Delay leads to increased pleasure when you set up a perfect shot of your dinner.

Been on holiday? Take any snaps? Of course you did – but if you’re anything like me, your friends and family didn’t make it into many of them. Frankly, I can only hope that Mr Whippy and I will still be mates in sixty years, because I’m going to have an awful lot of pictures of him to look back on.

Once a decidedly niche pursuit, photographing food is now almost as popular as eating it, and if you thought that the habit was annoying at home, it is even worse when it intrudes on the sacred peace of a holiday. Buy an ice cream and you’ll find yourself alone with a cone as your companion rushes across a four-lane highway to capture his or hers against the azure sea. Reach for a chip before the bowl has been immortalised on social media and get your hand smacked for your trouble.

It’s a trend that sucks the joy out of every meal – unless, that is, you’re the one behind the camera. A new study published in the Journal of Personality and Social Psychology suggests that taking pictures of food enhances our pleasure in it. Diners at the food court of a farmers’ market in Philadelphia were asked either to photograph their meal or to eat “as you normally would”, then were questioned about how they found it. Those in the photography group reported that not only did they enjoy their meal more, but they were “significantly more immersed in the experience” of eating it.

This backs up evidence from previous studies, including one from this year in the Journal of Consumer Marketing, which found that participants who had been asked to photograph a red velvet cake – that bleeding behemoth of American overindulgence – later rated it as significantly tastier than those who had not.

Interestingly, taking a picture of a fruit salad had no effect on its perceived charms, but “when descriptive social norms regarding healthy eating [were] made salient”, photographing these healthier foods did lead to greater enjoyment. In other words, if you see lots of glossy, beautifully lit pictures of chia seed pudding on social media, you are more likely to believe that it’s edible, despite all the evidence to the contrary.
This may seem puzzling. After all, surely anything tastes better fresh from the kitchen rather than a protracted glamour shoot – runny yolks carefully split to capture that golden ooze, strips of bacon arranged just so atop plump hemispheres of avocado, pillowy burger buns posed to give a glimpse of meat beneath. It is hardly surprising that 95 million posts on Instagram, the photo-sharing site, proudly bear the hashtag #foodporn.

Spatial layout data
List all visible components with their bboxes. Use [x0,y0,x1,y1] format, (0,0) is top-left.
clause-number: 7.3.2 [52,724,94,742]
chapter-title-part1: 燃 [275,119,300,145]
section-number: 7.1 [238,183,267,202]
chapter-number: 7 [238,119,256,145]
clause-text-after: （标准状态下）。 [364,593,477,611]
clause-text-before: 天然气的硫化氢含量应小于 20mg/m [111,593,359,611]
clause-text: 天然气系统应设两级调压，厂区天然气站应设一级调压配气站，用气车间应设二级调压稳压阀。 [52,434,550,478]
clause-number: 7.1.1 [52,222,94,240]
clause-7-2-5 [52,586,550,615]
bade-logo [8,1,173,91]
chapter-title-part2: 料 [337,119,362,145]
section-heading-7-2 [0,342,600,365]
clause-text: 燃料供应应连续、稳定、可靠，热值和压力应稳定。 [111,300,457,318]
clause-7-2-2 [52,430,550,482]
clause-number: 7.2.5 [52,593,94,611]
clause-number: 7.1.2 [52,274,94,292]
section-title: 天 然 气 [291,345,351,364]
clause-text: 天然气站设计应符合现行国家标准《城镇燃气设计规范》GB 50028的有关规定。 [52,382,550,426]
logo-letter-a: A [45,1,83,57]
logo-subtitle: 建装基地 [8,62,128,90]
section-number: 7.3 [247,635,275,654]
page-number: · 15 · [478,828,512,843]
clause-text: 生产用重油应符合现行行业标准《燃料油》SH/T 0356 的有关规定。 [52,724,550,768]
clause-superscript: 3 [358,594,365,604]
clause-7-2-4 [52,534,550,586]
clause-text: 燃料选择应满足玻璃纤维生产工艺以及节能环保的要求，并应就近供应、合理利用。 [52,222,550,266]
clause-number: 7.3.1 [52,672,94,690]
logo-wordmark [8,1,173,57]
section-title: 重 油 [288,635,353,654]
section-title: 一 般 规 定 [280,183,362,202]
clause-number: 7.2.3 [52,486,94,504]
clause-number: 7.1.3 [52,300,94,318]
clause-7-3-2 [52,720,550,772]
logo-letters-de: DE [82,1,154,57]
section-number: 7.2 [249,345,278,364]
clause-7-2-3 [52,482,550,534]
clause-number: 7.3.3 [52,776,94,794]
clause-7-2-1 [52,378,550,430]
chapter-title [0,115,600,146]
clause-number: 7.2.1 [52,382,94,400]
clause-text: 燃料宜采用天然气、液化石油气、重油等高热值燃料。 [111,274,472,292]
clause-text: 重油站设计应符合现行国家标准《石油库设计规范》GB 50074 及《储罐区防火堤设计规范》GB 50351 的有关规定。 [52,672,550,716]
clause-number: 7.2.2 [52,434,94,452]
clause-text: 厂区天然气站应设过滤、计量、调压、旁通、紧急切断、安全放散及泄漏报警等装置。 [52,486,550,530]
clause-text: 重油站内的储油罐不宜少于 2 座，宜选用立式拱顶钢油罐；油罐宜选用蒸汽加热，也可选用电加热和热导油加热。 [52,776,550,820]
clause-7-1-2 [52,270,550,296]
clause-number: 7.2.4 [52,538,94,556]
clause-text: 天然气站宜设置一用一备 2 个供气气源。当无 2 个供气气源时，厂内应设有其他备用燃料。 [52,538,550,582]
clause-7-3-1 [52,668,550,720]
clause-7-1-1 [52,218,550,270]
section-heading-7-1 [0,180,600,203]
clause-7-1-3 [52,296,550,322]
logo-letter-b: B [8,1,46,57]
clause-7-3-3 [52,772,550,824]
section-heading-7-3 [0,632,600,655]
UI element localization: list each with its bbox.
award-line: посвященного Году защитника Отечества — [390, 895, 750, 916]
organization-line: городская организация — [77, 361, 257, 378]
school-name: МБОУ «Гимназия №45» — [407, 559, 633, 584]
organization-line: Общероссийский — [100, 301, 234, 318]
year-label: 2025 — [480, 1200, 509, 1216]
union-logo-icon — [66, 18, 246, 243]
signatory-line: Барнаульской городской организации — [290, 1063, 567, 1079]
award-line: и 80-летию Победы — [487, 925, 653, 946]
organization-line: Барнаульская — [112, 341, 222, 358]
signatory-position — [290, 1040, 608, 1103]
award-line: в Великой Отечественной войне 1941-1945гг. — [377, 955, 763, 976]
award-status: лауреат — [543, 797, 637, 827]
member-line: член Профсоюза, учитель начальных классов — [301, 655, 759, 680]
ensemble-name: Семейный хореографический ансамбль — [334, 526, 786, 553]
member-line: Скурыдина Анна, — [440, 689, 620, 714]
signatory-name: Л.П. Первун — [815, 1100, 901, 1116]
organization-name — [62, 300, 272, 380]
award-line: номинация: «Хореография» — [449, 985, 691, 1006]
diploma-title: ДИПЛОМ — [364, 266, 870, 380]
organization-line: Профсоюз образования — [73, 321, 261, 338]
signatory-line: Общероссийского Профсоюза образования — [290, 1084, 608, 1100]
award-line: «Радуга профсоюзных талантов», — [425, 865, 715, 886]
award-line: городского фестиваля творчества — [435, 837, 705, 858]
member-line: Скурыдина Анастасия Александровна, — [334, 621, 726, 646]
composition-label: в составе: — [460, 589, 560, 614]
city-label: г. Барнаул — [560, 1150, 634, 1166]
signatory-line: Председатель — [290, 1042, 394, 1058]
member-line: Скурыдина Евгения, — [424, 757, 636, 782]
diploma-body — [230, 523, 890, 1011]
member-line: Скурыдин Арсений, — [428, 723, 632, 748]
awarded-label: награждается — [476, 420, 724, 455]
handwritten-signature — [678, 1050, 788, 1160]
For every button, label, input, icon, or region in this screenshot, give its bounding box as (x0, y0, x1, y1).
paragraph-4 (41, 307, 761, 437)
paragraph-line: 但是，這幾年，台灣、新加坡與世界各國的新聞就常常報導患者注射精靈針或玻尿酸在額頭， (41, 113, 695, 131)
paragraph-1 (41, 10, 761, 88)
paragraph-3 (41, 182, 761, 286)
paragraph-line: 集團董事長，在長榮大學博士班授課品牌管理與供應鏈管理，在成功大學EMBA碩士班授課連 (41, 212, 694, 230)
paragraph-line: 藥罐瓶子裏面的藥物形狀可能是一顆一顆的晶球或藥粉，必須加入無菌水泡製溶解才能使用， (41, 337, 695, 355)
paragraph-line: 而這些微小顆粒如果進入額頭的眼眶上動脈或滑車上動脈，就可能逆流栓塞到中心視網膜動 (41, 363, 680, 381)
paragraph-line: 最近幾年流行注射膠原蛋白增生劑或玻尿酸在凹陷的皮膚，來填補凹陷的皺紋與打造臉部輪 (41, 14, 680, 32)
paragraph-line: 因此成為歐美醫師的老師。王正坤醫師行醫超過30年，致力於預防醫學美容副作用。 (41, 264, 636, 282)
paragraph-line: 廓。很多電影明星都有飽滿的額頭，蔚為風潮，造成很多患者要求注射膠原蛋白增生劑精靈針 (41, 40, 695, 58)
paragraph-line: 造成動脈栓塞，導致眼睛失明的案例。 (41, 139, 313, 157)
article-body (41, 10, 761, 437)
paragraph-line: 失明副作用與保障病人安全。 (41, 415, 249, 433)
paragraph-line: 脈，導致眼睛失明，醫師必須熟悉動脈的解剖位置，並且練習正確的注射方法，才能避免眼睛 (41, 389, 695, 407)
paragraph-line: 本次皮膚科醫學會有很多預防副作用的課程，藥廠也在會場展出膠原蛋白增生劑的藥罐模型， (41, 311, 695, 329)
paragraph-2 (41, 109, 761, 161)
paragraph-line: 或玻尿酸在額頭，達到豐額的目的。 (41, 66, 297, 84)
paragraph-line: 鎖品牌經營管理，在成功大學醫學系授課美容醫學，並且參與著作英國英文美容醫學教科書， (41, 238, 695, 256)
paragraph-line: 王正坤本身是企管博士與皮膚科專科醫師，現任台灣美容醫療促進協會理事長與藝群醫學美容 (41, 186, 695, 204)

## Required actions
**A.** Summarize the article on photographing food in two sentences.
**B.** Pick up the article on photographing food from the point where it stops and continue it.
You won't need the rows.

## Results of the exercise
**A.** Photographing food has become almost as popular as eating it, and the habit can take the joy out of meals and holidays for the people around the photographer. Studies suggest that taking pictures of food increases the photographer's own enjoyment of it, although photographing a fruit salad made no difference unless social norms about healthy eating were made salient.

**B.**
However, it is this delay that is apparently responsible for the increase in pleasure: the act of rearranging that parsley garnish, or moving the plate closer to the light, increases our anticipation of what we are about to eat, forcing us to consider how delicious it looks even as we forbid ourselves to take a bite until the perfect shot is in the bag. You could no doubt achieve the same heightened sense of satisfaction by saying grace before tucking in, but you would lose the gratification that comes from imagining other people ogling your grilled Ibizan sardines as they tuck in to an egg mayonnaise at their desk.

Bear in mind, though, that the food that is most successful on Instagram often has a freakish quality – lurid, rainbow-coloured bagel-croissant hybrids that look like something out of Frankenstein’s bakery are particularly popular at the moment – which may lead to some unwise menu choices in pursuit of online acclaim.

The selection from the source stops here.